TO BE DONE: From the entries that follow, extract each line holding the string "average".

TASK DATA:
## Start
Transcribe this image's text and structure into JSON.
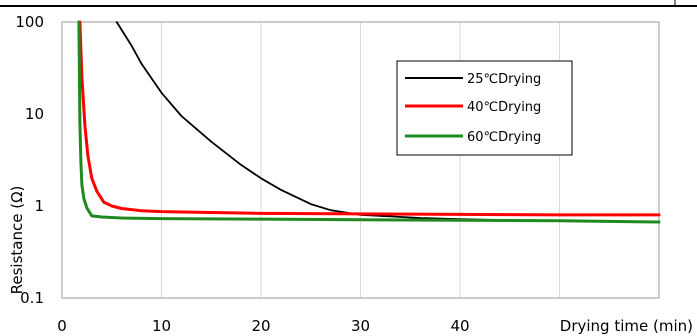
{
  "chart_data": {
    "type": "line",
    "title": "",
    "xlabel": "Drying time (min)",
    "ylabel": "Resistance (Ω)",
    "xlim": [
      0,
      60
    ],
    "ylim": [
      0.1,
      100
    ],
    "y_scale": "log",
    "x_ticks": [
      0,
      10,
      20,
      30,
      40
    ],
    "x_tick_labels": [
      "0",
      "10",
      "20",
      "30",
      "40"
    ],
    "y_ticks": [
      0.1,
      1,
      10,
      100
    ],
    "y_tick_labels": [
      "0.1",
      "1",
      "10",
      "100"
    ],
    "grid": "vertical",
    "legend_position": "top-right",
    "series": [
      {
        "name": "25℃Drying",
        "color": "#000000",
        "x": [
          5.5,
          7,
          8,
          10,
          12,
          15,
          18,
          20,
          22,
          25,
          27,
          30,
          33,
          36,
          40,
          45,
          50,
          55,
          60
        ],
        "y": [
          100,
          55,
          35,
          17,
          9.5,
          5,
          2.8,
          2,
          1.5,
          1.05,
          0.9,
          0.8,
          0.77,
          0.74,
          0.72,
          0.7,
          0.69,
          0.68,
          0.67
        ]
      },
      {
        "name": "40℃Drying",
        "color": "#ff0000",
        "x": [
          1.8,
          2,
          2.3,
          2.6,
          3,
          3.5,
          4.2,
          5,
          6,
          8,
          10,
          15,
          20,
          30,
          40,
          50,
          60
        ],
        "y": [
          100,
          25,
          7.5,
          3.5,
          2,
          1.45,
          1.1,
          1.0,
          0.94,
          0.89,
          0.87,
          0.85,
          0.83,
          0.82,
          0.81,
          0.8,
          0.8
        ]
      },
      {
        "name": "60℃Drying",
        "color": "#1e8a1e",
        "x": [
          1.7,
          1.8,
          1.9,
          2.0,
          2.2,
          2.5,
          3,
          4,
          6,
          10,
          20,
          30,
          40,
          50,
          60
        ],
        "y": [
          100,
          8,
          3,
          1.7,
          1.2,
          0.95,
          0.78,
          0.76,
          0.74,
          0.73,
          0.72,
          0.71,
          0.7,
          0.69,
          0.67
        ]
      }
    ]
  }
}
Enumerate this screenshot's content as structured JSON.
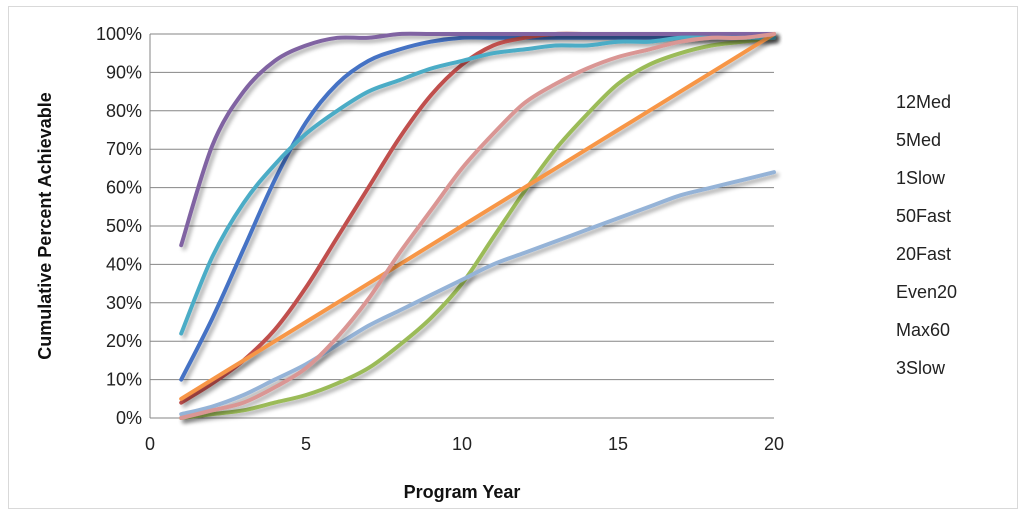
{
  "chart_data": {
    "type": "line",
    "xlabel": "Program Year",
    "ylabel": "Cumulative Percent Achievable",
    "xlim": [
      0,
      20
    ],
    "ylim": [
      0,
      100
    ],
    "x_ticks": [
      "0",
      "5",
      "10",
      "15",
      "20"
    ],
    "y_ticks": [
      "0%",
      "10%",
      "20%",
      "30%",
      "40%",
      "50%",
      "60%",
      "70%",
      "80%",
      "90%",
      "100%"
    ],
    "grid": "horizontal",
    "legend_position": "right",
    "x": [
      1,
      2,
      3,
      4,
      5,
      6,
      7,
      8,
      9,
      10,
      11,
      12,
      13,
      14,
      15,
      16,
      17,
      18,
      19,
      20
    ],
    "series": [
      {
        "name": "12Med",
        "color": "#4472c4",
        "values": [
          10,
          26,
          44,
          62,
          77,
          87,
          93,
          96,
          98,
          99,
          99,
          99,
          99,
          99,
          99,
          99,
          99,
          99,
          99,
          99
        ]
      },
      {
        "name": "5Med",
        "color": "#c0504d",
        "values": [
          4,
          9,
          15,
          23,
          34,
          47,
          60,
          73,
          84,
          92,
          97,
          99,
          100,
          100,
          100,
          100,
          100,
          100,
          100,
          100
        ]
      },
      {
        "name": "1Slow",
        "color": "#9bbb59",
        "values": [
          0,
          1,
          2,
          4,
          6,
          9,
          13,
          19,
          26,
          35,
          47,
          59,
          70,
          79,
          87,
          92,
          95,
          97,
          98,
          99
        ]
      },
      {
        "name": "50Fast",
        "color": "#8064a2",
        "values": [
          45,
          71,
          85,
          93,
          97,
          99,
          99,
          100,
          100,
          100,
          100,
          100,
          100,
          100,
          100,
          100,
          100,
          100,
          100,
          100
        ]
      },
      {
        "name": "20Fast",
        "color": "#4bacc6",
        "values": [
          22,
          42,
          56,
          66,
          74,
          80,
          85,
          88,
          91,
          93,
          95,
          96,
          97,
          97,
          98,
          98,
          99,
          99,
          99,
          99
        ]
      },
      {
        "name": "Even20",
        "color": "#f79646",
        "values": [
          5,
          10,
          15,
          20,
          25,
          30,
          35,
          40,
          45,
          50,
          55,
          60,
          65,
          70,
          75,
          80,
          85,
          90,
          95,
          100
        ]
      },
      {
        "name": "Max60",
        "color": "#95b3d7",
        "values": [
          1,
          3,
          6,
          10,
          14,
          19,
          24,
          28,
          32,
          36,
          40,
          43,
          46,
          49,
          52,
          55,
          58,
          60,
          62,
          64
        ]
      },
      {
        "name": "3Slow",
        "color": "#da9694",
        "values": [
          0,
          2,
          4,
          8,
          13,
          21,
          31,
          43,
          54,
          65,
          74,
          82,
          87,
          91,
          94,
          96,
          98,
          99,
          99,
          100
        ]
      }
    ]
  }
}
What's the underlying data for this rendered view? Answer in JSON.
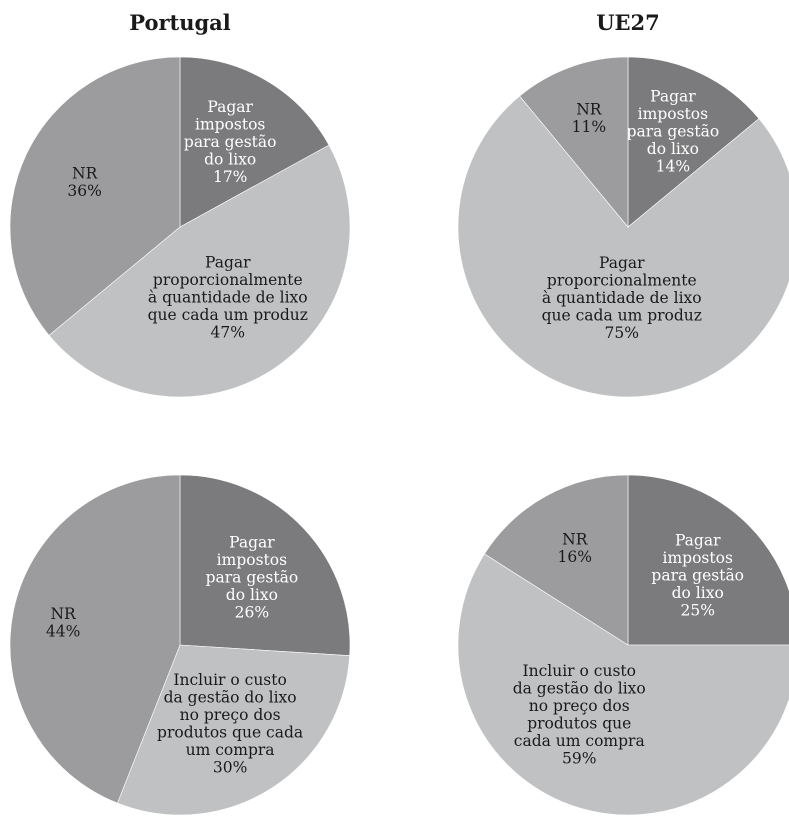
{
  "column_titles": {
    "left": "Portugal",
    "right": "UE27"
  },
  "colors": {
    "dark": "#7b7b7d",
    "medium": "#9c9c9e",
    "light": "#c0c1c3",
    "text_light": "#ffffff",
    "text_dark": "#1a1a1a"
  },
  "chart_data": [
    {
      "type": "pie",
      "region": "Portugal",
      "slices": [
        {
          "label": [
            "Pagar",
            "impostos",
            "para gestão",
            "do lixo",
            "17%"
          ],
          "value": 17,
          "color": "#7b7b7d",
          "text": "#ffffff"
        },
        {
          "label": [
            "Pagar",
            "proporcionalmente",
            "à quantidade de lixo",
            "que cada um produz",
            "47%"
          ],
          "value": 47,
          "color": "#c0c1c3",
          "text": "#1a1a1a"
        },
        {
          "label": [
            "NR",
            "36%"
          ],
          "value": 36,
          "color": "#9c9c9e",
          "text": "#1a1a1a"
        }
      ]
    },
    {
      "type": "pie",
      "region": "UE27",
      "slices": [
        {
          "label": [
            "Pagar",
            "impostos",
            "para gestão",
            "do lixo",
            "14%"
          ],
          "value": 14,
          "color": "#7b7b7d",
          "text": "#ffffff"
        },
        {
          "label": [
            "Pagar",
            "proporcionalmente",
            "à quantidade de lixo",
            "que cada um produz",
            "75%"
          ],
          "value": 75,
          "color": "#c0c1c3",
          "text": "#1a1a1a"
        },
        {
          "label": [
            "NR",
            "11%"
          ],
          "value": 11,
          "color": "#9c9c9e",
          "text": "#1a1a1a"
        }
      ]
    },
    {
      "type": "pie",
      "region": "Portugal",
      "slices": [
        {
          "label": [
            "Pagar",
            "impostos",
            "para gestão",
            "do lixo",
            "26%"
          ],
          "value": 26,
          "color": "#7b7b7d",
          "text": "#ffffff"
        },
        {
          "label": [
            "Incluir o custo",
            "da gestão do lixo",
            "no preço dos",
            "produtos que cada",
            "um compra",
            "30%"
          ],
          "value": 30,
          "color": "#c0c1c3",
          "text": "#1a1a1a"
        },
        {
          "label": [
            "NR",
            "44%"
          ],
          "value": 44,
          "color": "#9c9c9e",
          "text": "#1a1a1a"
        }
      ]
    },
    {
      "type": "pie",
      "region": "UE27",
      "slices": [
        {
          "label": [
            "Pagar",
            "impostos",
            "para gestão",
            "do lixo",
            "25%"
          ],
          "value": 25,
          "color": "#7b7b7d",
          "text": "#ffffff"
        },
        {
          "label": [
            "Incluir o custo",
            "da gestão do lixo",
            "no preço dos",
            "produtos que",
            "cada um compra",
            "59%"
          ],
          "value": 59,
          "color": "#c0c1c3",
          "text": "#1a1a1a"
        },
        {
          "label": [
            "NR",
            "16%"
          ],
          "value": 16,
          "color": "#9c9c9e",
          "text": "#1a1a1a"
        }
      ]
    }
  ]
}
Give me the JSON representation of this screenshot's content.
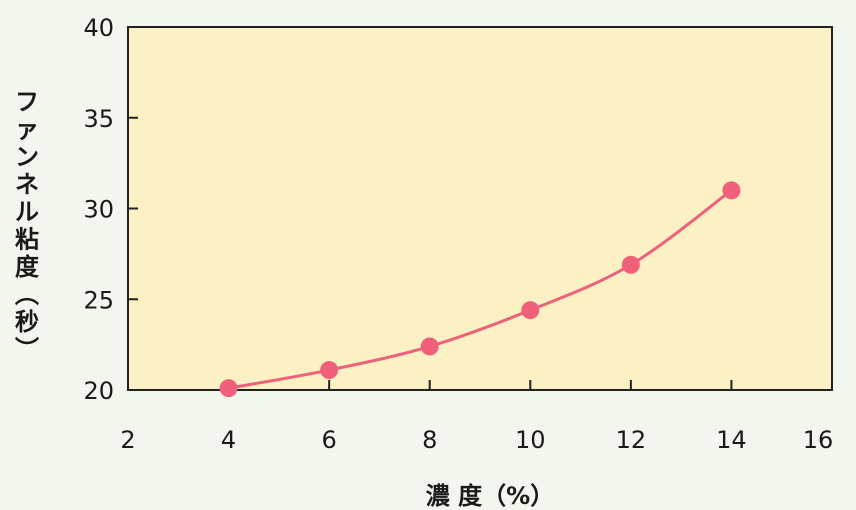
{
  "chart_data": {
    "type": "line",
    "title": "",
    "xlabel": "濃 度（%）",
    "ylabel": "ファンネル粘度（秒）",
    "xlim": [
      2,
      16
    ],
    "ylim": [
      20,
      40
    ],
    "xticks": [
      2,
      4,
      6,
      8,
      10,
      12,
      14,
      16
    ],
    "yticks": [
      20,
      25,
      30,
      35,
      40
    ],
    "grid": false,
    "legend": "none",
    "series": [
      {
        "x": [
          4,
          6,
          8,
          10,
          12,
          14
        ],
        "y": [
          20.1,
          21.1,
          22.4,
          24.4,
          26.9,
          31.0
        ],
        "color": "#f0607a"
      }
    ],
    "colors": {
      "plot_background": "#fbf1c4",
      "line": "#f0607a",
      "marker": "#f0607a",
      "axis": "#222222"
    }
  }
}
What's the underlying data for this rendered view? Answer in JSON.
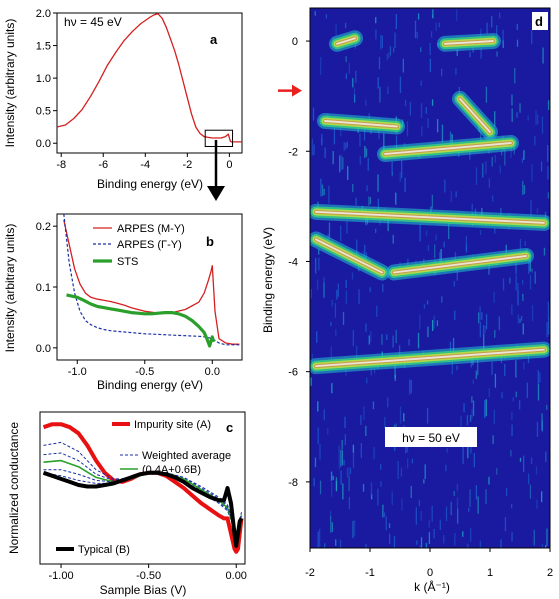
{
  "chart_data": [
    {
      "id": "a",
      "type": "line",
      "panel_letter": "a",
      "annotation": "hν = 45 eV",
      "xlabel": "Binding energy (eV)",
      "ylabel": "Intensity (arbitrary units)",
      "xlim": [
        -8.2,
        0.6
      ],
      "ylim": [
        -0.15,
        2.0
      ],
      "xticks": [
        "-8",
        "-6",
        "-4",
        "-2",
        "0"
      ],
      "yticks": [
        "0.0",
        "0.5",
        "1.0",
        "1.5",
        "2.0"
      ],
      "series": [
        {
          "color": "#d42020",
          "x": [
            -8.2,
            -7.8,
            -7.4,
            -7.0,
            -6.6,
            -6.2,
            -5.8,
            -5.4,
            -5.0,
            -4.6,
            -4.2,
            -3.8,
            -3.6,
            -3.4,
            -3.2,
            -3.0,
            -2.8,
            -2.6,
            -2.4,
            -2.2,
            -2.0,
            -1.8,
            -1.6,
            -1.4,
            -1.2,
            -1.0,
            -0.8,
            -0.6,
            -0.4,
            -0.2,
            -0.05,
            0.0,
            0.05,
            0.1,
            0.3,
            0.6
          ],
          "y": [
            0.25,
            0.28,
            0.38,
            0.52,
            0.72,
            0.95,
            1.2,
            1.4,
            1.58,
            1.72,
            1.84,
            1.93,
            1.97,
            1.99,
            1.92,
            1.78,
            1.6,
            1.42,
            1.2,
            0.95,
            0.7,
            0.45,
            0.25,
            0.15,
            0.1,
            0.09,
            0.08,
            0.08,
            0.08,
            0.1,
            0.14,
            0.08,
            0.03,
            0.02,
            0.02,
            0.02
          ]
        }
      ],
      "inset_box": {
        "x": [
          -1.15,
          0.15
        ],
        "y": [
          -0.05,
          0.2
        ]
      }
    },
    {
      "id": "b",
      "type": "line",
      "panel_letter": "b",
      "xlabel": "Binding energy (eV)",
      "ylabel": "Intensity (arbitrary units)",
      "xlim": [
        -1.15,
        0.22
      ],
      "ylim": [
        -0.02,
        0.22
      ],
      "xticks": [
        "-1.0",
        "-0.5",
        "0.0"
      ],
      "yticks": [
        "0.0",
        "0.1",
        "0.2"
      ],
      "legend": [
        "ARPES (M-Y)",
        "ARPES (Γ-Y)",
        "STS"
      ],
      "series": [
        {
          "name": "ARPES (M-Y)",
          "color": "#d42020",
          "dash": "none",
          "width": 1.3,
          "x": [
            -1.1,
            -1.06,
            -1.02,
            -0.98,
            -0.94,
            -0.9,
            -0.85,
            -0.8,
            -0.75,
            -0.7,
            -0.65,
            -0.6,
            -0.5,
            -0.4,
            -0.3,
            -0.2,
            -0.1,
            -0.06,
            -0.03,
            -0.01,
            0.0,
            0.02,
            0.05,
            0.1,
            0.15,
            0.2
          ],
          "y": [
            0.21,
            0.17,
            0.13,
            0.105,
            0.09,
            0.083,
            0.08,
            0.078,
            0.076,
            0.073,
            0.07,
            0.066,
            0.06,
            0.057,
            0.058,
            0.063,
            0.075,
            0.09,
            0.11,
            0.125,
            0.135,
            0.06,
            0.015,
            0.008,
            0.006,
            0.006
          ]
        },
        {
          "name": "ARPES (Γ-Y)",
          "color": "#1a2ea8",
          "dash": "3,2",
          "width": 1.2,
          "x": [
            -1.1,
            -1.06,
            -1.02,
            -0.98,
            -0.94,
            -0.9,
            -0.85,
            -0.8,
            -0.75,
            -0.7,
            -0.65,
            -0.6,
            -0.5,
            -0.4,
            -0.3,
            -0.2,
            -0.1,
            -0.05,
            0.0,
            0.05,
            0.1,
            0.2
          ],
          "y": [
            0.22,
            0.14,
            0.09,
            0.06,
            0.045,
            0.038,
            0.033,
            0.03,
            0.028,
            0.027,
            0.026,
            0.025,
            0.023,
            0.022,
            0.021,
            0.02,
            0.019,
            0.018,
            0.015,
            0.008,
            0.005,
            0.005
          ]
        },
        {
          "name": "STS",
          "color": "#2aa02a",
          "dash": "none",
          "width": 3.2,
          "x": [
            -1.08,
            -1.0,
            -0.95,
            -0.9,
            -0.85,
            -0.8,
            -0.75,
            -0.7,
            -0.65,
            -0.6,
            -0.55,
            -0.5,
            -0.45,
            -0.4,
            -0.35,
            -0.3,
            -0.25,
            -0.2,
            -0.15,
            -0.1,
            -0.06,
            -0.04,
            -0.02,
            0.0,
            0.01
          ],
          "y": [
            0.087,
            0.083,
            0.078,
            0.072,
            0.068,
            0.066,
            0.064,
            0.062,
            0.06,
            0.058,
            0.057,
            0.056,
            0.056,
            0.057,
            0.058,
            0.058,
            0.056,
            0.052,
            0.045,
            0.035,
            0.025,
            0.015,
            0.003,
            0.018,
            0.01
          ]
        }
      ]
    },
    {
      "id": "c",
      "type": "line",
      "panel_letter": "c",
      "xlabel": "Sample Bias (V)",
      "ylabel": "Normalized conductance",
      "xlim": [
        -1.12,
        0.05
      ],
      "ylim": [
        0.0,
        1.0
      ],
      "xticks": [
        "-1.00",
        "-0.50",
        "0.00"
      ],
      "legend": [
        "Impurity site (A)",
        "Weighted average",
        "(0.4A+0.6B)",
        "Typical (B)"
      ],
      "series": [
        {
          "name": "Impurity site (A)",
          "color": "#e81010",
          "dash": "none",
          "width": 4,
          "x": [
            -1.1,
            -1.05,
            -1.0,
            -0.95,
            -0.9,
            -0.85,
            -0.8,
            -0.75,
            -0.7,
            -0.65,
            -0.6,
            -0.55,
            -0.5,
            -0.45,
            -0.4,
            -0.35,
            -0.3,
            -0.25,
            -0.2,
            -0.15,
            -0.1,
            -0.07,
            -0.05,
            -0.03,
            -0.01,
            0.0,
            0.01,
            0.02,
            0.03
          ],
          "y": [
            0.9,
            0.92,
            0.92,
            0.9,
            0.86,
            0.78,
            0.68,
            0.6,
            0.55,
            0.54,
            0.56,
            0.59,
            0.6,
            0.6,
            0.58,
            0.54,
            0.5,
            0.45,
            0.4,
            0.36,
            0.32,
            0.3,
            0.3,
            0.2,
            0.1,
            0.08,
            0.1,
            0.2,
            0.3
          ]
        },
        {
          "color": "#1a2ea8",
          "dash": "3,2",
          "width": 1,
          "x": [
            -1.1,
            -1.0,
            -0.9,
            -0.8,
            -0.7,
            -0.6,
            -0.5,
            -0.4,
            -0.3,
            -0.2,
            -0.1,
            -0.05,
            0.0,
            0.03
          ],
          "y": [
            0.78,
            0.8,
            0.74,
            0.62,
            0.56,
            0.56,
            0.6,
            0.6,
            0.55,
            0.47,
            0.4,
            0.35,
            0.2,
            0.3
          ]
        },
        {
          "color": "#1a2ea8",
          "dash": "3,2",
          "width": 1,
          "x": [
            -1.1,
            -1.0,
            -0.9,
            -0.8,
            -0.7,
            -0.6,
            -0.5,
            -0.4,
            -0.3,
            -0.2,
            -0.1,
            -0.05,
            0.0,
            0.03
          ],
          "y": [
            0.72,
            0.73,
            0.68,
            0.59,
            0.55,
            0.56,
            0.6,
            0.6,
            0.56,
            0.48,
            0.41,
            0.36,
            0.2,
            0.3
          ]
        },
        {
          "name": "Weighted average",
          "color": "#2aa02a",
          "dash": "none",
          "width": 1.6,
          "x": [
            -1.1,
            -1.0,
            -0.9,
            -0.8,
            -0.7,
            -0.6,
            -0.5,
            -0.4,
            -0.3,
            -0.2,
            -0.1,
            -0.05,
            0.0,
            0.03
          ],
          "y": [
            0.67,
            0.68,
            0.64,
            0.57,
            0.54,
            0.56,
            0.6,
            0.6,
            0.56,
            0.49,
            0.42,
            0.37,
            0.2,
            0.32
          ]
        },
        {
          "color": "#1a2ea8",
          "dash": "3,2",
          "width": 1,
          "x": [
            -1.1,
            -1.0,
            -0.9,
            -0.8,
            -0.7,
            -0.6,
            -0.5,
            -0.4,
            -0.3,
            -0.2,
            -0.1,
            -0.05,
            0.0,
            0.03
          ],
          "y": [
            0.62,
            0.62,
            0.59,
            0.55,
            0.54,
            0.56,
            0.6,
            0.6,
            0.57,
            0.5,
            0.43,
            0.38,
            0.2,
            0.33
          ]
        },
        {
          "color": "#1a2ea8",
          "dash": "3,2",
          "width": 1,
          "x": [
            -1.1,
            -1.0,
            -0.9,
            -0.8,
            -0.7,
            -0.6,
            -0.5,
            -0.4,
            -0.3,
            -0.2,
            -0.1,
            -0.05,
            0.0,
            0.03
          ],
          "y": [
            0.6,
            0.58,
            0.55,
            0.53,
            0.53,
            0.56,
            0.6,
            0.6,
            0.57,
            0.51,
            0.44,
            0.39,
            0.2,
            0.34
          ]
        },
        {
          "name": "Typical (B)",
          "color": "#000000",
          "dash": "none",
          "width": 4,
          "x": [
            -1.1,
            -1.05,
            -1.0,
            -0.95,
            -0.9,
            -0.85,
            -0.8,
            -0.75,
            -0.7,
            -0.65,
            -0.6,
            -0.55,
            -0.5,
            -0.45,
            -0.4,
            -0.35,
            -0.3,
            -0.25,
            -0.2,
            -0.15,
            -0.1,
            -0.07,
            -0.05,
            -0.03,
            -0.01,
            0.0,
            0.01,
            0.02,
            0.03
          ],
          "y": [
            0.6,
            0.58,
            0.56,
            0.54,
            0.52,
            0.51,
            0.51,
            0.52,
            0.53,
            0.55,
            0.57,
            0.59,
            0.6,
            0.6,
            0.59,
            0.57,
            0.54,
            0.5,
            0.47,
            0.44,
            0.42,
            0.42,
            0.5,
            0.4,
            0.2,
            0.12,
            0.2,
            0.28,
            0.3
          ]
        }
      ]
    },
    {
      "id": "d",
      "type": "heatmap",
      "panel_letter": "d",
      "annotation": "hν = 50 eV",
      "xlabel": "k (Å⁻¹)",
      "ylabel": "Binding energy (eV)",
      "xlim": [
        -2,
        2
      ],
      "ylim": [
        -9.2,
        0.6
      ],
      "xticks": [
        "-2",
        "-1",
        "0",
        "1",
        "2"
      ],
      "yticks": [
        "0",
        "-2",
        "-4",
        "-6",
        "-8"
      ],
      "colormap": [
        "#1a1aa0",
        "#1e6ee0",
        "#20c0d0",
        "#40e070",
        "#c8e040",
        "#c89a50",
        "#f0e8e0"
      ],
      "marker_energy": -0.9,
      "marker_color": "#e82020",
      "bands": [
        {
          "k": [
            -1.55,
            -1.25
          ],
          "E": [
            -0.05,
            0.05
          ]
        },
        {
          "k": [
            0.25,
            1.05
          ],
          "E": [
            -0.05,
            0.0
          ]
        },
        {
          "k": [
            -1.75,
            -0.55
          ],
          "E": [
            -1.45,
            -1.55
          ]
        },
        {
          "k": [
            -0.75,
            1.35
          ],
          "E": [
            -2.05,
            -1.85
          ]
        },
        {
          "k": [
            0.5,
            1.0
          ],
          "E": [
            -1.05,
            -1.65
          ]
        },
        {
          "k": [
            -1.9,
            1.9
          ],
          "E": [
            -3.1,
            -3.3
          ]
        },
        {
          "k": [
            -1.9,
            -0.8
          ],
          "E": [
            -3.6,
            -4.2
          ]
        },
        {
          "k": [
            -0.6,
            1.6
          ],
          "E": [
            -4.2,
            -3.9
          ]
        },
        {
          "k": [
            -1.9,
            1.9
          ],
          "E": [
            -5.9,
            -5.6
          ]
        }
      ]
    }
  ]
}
## End
FULL SOLUTION:
        "Weighted average",
          "name": "Weighted average",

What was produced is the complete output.